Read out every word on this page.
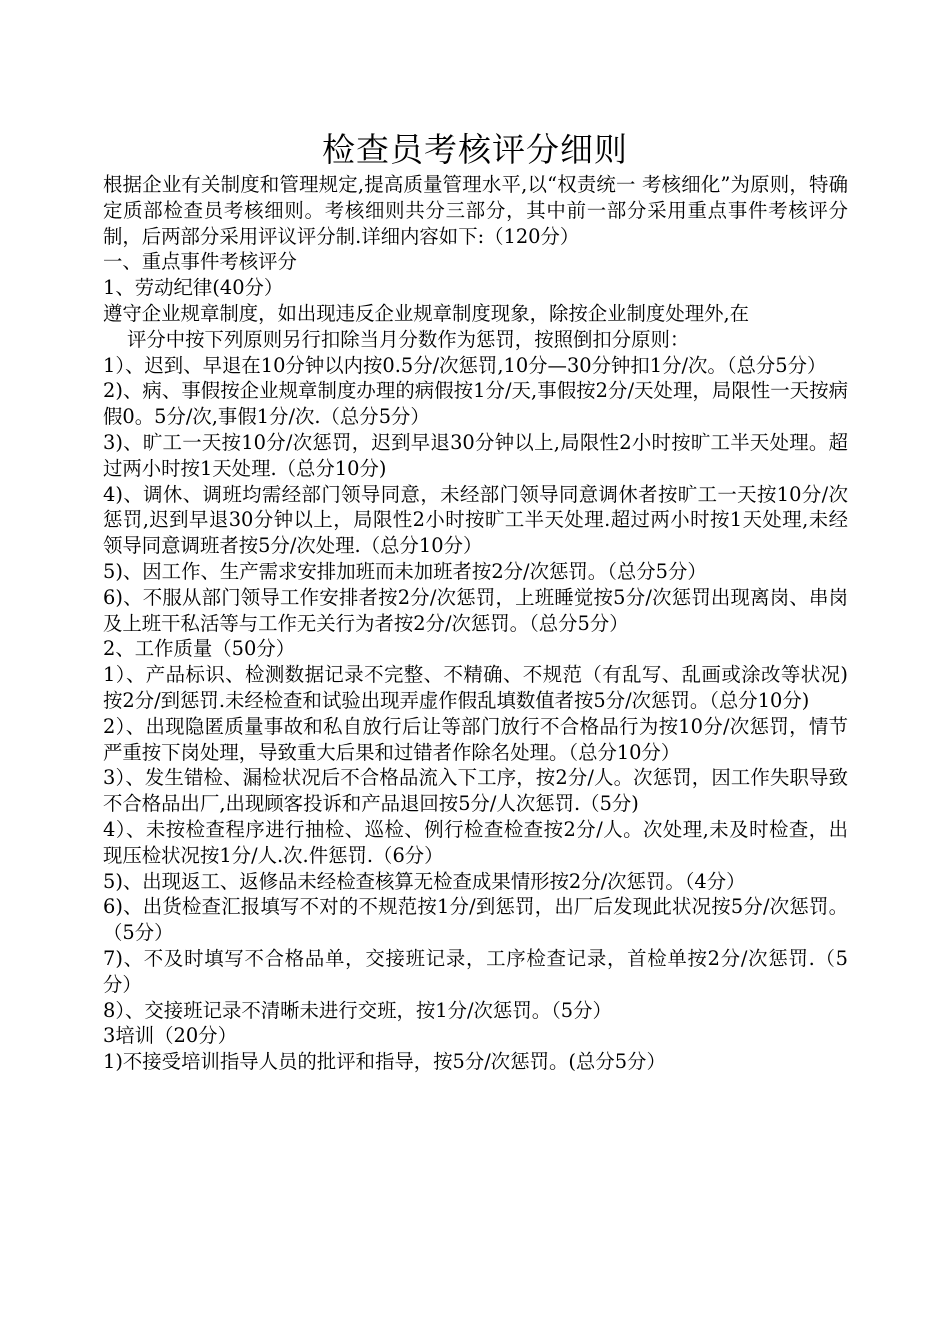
检查员考核评分细则

根据企业有关制度和管理规定,提高质量管理水平,以“权责统一 考核细化”为原则，特确定质部检查员考核细则。考核细则共分三部分，其中前一部分采用重点事件考核评分制，后两部分采用评议评分制.详细内容如下:（120分）

一、重点事件考核评分

1、劳动纪律(40分）

遵守企业规章制度，如出现违反企业规章制度现象，除按企业制度处理外,在
评分中按下列原则另行扣除当月分数作为惩罚，按照倒扣分原则：

1）、迟到、早退在10分钟以内按0.5分/次惩罚,10分—30分钟扣1分/次。（总分5分）

2)、病、事假按企业规章制度办理的病假按1分/天,事假按2分/天处理，局限性一天按病假0。5分/次,事假1分/次.（总分5分）

3)、旷工一天按10分/次惩罚，迟到早退30分钟以上,局限性2小时按旷工半天处理。超过两小时按1天处理.（总分10分)

4)、调休、调班均需经部门领导同意，未经部门领导同意调休者按旷工一天按10分/次惩罚,迟到早退30分钟以上，局限性2小时按旷工半天处理.超过两小时按1天处理,未经领导同意调班者按5分/次处理.（总分10分）

5)、因工作、生产需求安排加班而未加班者按2分/次惩罚。（总分5分）

6)、不服从部门领导工作安排者按2分/次惩罚，上班睡觉按5分/次惩罚出现离岗、串岗及上班干私活等与工作无关行为者按2分/次惩罚。（总分5分）

2、工作质量（50分）

1）、产品标识、检测数据记录不完整、不精确、不规范（有乱写、乱画或涂改等状况)按2分/到惩罚.未经检查和试验出现弄虚作假乱填数值者按5分/次惩罚。（总分10分)

2）、出现隐匿质量事故和私自放行后让等部门放行不合格品行为按10分/次惩罚，情节严重按下岗处理，导致重大后果和过错者作除名处理。（总分10分）

3）、发生错检、漏检状况后不合格品流入下工序，按2分/人。次惩罚，因工作失职导致不合格品出厂,出现顾客投诉和产品退回按5分/人次惩罚.（5分)

4）、未按检查程序进行抽检、巡检、例行检查检查按2分/人。次处理,未及时检查，出现压检状况按1分/人.次.件惩罚.（6分）

5)、出现返工、返修品未经检查核算无检查成果情形按2分/次惩罚。（4分）

6)、出货检查汇报填写不对的不规范按1分/到惩罚，出厂后发现此状况按5分/次惩罚。（5分）

7)、不及时填写不合格品单，交接班记录，工序检查记录，首检单按2分/次惩罚.（5分）

8）、交接班记录不清晰未进行交班，按1分/次惩罚。（5分）

3培训（20分）

1)不接受培训指导人员的批评和指导，按5分/次惩罚。(总分5分）
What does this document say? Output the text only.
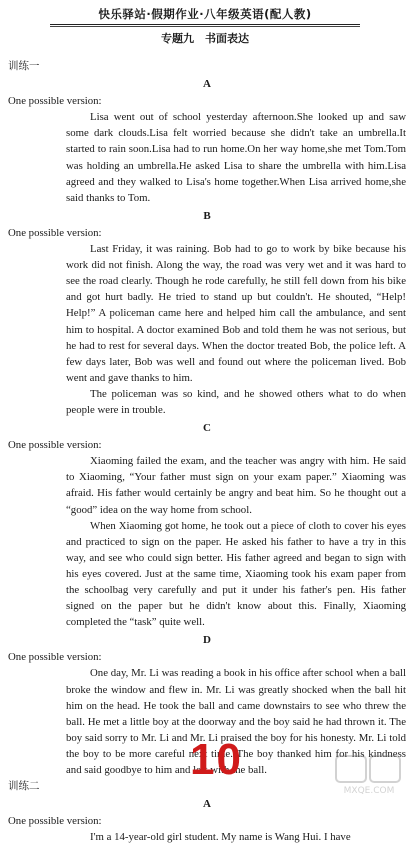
快乐驿站·假期作业·八年级英语(配人教)
专题九　书面表达
训练一
A
One possible version:
Lisa went out of school yesterday afternoon.She looked up and saw some dark clouds.Lisa felt worried because she didn't take an umbrella.It started to rain soon.Lisa had to run home.On her way home,she met Tom.Tom was holding an umbrella.He asked Lisa to share the umbrella with him.Lisa agreed and they walked to Lisa's home together.When Lisa arrived home,she said thanks to Tom.
B
One possible version:
Last Friday, it was raining. Bob had to go to work by bike because his work did not finish. Along the way, the road was very wet and it was hard to see the road clearly. Though he rode carefully, he still fell down from his bike and got hurt badly. He tried to stand up but couldn't. He shouted, “Help! Help!” A policeman came here and helped him call the ambulance, and sent him to hospital. A doctor examined Bob and told them he was not serious, but he had to rest for several days. When the doctor treated Bob, the police left. A few days later, Bob was well and found out where the policeman lived. Bob went and gave thanks to him.
The policeman was so kind, and he showed others what to do when people were in trouble.
C
One possible version:
Xiaoming failed the exam, and the teacher was angry with him. He said to Xiaoming, “Your father must sign on your exam paper.” Xiaoming was afraid. His father would certainly be angry and beat him. So he thought out a “good” idea on the way home from school.
When Xiaoming got home, he took out a piece of cloth to cover his eyes and practiced to sign on the paper. He asked his father to have a try in this way, and see who could sign better. His father agreed and began to sign with his eyes covered. Just at the same time, Xiaoming took his exam paper from the schoolbag very carefully and put it under his father's pen. His father signed on the paper but he didn't know about this. Finally, Xiaoming completed the “task” quite well.
D
One possible version:
One day, Mr. Li was reading a book in his office after school when a ball broke the window and flew in. Mr. Li was greatly shocked when the ball hit him on the head. He took the ball and came downstairs to see who threw the ball. He met a little boy at the doorway and the boy said he had thrown it. The boy said sorry to Mr. Li and Mr. Li praised the boy for his honesty. Mr. Li told the boy to be more careful next time. The boy thanked him for his kindness and said goodbye to him and left with the ball.
训练二
A
One possible version:
I'm a 14-year-old girl student. My name is Wang Hui. I have
10
MXQE.COM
++++++++++++++++++++
▶ [INSTRUCTIONS TO FOLLOW]: In this exercise, set down all of the data exactly, without the pictures.

▶ [RESULT BELOW]:
Read out every word on this page.
检查员考核评分细则

根据企业有关制度和管理规定,提高质量管理水平,以“权责统一 考核细化”为原则，特确定质部检查员考核细则。考核细则共分三部分，其中前一部分采用重点事件考核评分制，后两部分采用评议评分制.详细内容如下:（120分）

一、重点事件考核评分

1、劳动纪律(40分）

遵守企业规章制度，如出现违反企业规章制度现象，除按企业制度处理外,在
评分中按下列原则另行扣除当月分数作为惩罚，按照倒扣分原则：

1）、迟到、早退在10分钟以内按0.5分/次惩罚,10分—30分钟扣1分/次。（总分5分）

2)、病、事假按企业规章制度办理的病假按1分/天,事假按2分/天处理，局限性一天按病假0。5分/次,事假1分/次.（总分5分）

3)、旷工一天按10分/次惩罚，迟到早退30分钟以上,局限性2小时按旷工半天处理。超过两小时按1天处理.（总分10分)

4)、调休、调班均需经部门领导同意，未经部门领导同意调休者按旷工一天按10分/次惩罚,迟到早退30分钟以上，局限性2小时按旷工半天处理.超过两小时按1天处理,未经领导同意调班者按5分/次处理.（总分10分）

5)、因工作、生产需求安排加班而未加班者按2分/次惩罚。（总分5分）

6)、不服从部门领导工作安排者按2分/次惩罚，上班睡觉按5分/次惩罚出现离岗、串岗及上班干私活等与工作无关行为者按2分/次惩罚。（总分5分）

2、工作质量（50分）

1）、产品标识、检测数据记录不完整、不精确、不规范（有乱写、乱画或涂改等状况)按2分/到惩罚.未经检查和试验出现弄虚作假乱填数值者按5分/次惩罚。（总分10分)

2）、出现隐匿质量事故和私自放行后让等部门放行不合格品行为按10分/次惩罚，情节严重按下岗处理，导致重大后果和过错者作除名处理。（总分10分）

3）、发生错检、漏检状况后不合格品流入下工序，按2分/人。次惩罚，因工作失职导致不合格品出厂,出现顾客投诉和产品退回按5分/人次惩罚.（5分)

4）、未按检查程序进行抽检、巡检、例行检查检查按2分/人。次处理,未及时检查，出现压检状况按1分/人.次.件惩罚.（6分）

5)、出现返工、返修品未经检查核算无检查成果情形按2分/次惩罚。（4分）

6)、出货检查汇报填写不对的不规范按1分/到惩罚，出厂后发现此状况按5分/次惩罚。（5分）

7)、不及时填写不合格品单，交接班记录，工序检查记录，首检单按2分/次惩罚.（5分）

8）、交接班记录不清晰未进行交班，按1分/次惩罚。（5分）

3培训（20分）

1)不接受培训指导人员的批评和指导，按5分/次惩罚。(总分5分）
What does this document say? Output the text only.
快乐驿站·假期作业·八年级英语(配人教)
专题九　书面表达
训练一
A
One possible version:
Lisa went out of school yesterday afternoon.She looked up and saw some dark clouds.Lisa felt worried because she didn't take an umbrella.It started to rain soon.Lisa had to run home.On her way home,she met Tom.Tom was holding an umbrella.He asked Lisa to share the umbrella with him.Lisa agreed and they walked to Lisa's home together.When Lisa arrived home,she said thanks to Tom.
B
One possible version:
Last Friday, it was raining. Bob had to go to work by bike because his work did not finish. Along the way, the road was very wet and it was hard to see the road clearly. Though he rode carefully, he still fell down from his bike and got hurt badly. He tried to stand up but couldn't. He shouted, “Help! Help!” A policeman came here and helped him call the ambulance, and sent him to hospital. A doctor examined Bob and told them he was not serious, but he had to rest for several days. When the doctor treated Bob, the police left. A few days later, Bob was well and found out where the policeman lived. Bob went and gave thanks to him.
The policeman was so kind, and he showed others what to do when people were in trouble.
C
One possible version:
Xiaoming failed the exam, and the teacher was angry with him. He said to Xiaoming, “Your father must sign on your exam paper.” Xiaoming was afraid. His father would certainly be angry and beat him. So he thought out a “good” idea on the way home from school.
When Xiaoming got home, he took out a piece of cloth to cover his eyes and practiced to sign on the paper. He asked his father to have a try in this way, and see who could sign better. His father agreed and began to sign with his eyes covered. Just at the same time, Xiaoming took his exam paper from the schoolbag very carefully and put it under his father's pen. His father signed on the paper but he didn't know about this. Finally, Xiaoming completed the “task” quite well.
D
One possible version:
One day, Mr. Li was reading a book in his office after school when a ball broke the window and flew in. Mr. Li was greatly shocked when the ball hit him on the head. He took the ball and came downstairs to see who threw the ball. He met a little boy at the doorway and the boy said he had thrown it. The boy said sorry to Mr. Li and Mr. Li praised the boy for his honesty. Mr. Li told the boy to be more careful next time. The boy thanked him for his kindness and said goodbye to him and left with the ball.
训练二
A
One possible version:
I'm a 14-year-old girl student. My name is Wang Hui. I have
10
MXQE.COM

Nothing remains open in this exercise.